----- RECORDS FOR PROCESSING

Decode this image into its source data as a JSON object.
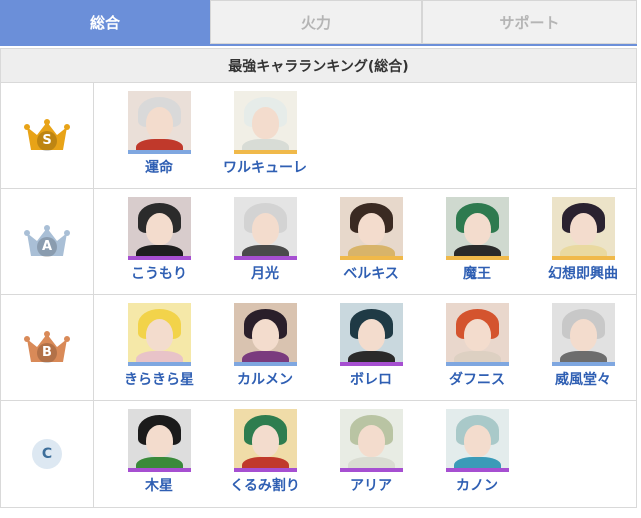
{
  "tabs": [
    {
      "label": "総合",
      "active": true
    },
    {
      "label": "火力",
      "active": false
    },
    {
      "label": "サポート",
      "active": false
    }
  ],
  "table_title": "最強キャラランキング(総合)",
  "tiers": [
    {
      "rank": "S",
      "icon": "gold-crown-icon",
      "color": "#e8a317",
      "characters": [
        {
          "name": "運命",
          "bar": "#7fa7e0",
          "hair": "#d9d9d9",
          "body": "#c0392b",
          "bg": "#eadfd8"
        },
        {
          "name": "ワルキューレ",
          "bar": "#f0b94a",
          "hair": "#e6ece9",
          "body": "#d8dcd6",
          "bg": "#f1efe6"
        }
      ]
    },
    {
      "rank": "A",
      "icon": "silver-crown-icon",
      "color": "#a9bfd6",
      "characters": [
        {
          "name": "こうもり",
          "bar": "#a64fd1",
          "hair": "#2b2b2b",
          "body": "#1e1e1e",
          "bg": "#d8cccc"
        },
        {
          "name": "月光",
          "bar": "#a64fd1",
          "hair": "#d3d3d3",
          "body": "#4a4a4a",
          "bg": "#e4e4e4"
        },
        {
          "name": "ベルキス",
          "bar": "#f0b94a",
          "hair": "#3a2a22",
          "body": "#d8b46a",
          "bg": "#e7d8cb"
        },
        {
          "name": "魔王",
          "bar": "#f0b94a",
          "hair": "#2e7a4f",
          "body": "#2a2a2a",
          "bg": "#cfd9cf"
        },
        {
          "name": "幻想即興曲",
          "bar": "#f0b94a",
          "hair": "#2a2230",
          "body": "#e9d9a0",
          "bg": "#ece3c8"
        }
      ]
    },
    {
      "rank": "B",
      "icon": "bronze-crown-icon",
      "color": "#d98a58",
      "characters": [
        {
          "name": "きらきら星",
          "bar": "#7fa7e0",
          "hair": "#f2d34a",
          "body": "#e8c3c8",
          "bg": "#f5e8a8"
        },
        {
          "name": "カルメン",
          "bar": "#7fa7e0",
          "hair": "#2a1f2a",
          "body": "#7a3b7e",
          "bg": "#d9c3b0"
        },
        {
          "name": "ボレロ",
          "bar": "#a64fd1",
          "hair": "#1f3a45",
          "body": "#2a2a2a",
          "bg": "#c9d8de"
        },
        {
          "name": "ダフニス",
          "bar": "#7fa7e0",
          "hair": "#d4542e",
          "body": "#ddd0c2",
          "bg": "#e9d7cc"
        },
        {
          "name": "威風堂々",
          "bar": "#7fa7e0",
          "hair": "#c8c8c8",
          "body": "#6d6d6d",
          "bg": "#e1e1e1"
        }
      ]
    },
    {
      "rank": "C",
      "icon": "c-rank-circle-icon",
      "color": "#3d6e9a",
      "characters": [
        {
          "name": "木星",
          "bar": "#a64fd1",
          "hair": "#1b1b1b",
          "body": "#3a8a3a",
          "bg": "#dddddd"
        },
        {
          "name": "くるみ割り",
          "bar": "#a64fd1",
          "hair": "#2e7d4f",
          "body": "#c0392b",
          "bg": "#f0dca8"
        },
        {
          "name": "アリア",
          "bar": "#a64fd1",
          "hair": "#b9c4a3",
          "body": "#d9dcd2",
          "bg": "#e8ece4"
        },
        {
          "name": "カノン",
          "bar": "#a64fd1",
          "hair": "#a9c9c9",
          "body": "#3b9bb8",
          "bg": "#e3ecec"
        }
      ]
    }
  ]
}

----------

DIRECTIVE
Go through the listing above and return every line where the word "color" occurs.

RESULT OF THE TASK
      "color": "#e8a317",
      "color": "#a9bfd6",
      "color": "#d98a58",
      "color": "#3d6e9a",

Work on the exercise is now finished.